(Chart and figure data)
--- --- ---
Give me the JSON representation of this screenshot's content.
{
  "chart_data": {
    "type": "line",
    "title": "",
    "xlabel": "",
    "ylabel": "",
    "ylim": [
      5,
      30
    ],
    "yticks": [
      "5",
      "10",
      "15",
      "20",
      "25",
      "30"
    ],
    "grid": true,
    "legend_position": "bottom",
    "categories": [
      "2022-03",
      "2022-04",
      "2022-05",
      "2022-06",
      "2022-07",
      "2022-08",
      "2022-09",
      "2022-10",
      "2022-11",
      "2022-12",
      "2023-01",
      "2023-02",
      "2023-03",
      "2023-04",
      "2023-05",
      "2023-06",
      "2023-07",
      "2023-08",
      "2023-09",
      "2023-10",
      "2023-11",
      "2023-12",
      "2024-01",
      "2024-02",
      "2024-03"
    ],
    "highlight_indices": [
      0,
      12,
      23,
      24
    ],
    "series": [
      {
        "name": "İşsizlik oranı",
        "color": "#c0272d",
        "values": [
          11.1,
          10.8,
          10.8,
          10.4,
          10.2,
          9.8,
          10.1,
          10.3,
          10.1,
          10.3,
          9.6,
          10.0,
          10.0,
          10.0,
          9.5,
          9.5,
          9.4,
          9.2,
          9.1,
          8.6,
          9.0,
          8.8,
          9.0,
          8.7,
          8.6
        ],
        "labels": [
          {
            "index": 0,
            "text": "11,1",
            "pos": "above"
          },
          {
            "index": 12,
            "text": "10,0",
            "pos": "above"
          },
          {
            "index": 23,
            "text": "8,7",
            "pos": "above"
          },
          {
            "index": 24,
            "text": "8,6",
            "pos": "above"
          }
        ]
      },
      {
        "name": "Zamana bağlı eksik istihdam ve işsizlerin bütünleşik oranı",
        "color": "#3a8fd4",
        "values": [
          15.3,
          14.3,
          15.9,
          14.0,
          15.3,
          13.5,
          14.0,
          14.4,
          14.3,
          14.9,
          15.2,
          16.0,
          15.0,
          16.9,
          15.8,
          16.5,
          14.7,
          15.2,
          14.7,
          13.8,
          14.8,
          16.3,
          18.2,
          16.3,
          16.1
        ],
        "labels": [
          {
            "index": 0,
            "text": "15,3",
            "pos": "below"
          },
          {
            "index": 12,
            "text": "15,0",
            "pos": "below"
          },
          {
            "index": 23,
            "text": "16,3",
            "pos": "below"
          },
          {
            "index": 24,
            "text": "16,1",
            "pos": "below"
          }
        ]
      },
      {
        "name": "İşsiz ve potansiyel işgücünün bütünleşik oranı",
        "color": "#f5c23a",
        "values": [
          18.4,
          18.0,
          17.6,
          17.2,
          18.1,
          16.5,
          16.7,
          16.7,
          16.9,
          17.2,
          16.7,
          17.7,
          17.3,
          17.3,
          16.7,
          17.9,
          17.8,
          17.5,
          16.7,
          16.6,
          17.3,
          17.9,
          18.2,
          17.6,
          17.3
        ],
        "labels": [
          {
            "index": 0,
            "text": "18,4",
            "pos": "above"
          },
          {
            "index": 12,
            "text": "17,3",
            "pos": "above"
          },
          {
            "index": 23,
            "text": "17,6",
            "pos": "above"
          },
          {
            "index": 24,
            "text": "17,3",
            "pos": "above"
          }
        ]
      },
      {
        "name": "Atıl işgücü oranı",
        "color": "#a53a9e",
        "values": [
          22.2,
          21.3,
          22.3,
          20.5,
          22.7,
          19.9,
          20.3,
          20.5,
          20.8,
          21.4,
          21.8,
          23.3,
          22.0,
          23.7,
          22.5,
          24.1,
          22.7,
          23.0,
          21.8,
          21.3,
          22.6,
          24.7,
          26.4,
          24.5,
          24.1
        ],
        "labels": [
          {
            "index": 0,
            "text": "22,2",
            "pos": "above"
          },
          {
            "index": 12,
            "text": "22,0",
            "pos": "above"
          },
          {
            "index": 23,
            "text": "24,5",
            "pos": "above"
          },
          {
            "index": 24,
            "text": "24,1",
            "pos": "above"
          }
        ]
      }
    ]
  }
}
--- --- ---
_Given exercise_
Scan the material above for the word "bütünleşik". Copy each line where it occurs.

_Result below_
        "name": "Zamana bağlı eksik istihdam ve işsizlerin bütünleşik oranı",
        "name": "İşsiz ve potansiyel işgücünün bütünleşik oranı",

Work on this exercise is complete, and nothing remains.